> [STATED PROBLEM] Check every line below for the word "ugirl" and copy each one that has it.

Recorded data

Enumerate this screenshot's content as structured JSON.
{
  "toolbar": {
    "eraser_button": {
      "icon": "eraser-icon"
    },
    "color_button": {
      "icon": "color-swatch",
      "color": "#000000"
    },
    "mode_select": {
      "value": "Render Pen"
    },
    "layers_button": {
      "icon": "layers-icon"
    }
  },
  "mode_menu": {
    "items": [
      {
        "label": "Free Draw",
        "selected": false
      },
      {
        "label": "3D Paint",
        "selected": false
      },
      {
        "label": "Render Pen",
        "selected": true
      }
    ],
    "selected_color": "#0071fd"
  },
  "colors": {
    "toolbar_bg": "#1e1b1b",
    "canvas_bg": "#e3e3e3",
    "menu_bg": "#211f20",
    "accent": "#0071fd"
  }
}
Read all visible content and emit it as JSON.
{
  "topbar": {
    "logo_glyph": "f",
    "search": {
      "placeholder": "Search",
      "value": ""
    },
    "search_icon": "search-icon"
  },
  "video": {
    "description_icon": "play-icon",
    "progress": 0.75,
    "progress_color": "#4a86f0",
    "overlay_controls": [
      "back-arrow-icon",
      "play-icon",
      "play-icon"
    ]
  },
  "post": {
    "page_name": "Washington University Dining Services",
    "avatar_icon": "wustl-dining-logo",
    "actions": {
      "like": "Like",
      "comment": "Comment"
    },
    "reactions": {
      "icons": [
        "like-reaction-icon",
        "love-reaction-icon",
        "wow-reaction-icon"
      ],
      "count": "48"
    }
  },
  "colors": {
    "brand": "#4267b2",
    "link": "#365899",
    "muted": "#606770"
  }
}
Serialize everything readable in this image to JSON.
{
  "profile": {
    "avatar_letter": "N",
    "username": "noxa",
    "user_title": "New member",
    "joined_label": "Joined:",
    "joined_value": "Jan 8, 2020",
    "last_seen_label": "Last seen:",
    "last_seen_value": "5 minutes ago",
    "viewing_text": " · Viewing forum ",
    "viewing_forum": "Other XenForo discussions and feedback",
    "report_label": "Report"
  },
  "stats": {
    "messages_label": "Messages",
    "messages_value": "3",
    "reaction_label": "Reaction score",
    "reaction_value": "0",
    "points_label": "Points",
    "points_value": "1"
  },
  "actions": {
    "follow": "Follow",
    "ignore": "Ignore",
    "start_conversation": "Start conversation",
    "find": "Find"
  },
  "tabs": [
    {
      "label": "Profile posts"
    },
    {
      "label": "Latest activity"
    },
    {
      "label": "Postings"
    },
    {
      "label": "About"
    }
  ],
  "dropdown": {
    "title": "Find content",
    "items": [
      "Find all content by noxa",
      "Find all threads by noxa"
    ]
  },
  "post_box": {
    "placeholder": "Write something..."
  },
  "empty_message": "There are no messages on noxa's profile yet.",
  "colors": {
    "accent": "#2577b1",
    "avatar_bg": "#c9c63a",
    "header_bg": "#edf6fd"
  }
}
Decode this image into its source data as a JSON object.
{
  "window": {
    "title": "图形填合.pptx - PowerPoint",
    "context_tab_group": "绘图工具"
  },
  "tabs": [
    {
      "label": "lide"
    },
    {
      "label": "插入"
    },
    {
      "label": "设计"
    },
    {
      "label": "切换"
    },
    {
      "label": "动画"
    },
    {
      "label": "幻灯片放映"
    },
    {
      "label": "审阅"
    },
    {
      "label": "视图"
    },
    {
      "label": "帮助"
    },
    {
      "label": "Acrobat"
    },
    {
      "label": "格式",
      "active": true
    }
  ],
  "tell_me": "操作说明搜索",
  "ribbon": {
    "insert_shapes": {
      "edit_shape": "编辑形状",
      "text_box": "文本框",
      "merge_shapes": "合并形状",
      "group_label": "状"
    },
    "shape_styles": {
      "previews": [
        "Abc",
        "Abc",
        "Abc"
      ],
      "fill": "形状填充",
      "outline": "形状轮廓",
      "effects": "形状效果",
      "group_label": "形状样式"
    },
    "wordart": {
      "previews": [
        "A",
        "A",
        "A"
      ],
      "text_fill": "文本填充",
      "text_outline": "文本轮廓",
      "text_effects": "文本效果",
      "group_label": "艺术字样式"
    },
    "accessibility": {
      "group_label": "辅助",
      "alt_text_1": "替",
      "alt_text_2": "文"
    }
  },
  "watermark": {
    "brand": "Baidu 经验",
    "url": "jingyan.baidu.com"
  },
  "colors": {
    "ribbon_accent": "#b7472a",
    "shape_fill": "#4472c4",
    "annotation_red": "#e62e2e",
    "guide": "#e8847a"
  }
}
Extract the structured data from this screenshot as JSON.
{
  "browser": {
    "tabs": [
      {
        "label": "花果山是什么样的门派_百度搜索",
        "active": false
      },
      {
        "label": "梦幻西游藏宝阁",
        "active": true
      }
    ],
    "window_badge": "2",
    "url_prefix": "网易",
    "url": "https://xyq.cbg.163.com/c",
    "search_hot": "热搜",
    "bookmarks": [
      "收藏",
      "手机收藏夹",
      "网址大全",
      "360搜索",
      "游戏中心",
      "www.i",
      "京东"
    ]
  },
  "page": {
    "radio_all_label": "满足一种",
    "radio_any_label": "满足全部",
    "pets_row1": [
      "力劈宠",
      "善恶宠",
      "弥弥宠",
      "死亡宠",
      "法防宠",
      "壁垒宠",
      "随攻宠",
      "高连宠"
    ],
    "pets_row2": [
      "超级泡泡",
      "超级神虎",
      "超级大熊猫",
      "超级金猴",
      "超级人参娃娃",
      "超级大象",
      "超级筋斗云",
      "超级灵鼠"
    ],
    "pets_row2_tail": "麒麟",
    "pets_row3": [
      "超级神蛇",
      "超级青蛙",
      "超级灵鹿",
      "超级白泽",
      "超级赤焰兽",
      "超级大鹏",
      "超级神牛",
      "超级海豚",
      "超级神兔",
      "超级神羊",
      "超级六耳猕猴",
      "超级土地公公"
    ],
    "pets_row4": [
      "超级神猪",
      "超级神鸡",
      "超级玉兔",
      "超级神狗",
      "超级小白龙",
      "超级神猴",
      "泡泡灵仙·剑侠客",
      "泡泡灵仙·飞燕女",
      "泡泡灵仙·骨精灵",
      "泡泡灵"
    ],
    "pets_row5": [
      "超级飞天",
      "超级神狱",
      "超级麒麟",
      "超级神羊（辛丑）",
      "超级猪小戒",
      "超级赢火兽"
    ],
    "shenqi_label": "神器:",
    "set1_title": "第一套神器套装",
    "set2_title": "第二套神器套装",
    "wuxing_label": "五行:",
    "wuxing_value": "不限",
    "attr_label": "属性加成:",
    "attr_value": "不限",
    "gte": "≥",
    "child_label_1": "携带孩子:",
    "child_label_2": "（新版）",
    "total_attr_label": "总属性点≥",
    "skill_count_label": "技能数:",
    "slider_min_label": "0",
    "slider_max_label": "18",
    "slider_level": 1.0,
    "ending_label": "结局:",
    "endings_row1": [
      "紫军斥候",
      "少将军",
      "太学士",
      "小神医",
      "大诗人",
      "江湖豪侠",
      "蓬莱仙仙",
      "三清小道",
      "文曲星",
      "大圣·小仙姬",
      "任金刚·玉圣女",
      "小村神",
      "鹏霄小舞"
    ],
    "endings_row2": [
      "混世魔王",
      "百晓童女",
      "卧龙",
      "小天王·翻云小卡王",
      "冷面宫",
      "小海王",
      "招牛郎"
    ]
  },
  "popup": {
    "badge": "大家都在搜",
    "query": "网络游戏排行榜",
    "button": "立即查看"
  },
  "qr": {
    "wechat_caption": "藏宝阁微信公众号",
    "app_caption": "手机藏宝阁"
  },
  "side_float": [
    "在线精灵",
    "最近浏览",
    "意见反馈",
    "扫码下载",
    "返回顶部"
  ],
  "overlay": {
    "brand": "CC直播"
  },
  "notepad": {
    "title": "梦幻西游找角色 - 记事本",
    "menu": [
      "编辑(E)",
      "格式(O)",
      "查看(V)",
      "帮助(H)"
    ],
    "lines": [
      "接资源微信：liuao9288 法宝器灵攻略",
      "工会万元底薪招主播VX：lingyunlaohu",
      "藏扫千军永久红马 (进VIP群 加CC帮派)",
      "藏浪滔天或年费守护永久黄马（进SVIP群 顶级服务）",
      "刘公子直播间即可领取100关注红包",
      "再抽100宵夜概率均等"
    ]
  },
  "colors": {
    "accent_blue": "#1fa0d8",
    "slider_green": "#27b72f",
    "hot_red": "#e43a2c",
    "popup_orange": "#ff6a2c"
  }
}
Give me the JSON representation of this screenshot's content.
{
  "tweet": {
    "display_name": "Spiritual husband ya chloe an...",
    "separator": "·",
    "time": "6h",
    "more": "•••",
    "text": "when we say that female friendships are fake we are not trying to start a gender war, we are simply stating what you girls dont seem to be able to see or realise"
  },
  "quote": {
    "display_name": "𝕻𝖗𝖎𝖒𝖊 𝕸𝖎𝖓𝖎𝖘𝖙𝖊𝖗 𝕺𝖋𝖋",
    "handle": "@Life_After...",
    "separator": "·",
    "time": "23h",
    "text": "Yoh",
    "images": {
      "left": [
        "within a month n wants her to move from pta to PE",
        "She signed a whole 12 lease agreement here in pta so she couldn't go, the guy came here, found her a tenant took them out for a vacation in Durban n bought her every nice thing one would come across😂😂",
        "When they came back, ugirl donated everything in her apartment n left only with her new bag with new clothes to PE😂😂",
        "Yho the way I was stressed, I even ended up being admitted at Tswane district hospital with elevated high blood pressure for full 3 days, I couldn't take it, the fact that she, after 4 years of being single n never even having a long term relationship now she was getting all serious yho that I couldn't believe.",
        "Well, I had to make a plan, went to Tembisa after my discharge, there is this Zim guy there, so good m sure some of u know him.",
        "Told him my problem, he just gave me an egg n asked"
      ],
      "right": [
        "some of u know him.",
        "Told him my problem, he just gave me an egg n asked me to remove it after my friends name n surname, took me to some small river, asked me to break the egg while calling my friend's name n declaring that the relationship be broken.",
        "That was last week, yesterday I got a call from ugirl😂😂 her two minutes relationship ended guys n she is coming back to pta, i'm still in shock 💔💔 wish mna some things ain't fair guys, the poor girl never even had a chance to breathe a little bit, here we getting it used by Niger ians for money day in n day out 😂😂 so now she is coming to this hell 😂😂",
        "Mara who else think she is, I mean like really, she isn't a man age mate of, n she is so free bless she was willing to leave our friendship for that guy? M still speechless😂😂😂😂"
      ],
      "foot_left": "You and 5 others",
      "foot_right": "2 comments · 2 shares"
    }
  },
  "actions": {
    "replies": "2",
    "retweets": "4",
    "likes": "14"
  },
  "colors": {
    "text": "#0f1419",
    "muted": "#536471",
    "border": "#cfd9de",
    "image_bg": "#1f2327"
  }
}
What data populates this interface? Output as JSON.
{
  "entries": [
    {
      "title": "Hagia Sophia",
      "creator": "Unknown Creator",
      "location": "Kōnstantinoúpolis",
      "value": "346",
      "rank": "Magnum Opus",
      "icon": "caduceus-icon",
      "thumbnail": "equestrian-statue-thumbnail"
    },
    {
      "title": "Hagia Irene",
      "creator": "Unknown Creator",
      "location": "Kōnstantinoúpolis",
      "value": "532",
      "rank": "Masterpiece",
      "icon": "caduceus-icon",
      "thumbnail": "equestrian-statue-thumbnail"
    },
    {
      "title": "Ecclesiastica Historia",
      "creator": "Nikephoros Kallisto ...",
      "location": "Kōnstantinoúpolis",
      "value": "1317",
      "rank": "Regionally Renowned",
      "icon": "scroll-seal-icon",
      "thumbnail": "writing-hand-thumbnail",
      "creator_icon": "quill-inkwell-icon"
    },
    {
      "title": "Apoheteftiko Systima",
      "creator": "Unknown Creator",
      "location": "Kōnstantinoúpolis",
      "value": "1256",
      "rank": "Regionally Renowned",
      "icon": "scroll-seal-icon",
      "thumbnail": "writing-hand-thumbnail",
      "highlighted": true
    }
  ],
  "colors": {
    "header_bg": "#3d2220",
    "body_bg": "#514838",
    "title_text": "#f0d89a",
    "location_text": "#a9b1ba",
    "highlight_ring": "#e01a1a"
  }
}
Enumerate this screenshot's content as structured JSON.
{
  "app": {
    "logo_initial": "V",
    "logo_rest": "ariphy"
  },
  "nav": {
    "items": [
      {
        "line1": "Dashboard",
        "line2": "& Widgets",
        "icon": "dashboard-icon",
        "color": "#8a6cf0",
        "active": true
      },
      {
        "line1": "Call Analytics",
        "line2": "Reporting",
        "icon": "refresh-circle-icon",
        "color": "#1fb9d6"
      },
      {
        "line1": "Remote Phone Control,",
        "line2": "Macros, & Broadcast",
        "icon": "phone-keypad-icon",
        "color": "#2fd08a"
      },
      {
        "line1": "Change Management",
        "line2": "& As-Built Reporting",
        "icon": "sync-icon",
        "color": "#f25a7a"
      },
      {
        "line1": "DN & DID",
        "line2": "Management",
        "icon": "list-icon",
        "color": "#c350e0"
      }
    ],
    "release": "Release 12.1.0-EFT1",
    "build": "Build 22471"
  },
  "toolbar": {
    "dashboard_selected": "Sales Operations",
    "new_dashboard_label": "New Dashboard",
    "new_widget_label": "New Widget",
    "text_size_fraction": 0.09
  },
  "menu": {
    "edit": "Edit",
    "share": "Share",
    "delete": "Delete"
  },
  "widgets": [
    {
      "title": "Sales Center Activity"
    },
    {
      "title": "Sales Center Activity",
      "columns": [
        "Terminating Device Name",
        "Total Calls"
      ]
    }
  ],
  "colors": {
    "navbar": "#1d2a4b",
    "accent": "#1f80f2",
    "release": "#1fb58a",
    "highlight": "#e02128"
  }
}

> [WRITTEN SOLUTION]
        "When they came back, ugirl donated everything in her apartment n left only with her new bag with new clothes to PE😂😂",
        "That was last week, yesterday I got a call from ugirl😂😂 her two minutes relationship ended guys n she is coming back to pta, i'm still in shock 💔💔 wish mna some things ain't fair guys, the poor girl never even had a chance to breathe a little bit, here we getting it used by Niger ians for money day in n day out 😂😂 so now she is coming to this hell 😂😂",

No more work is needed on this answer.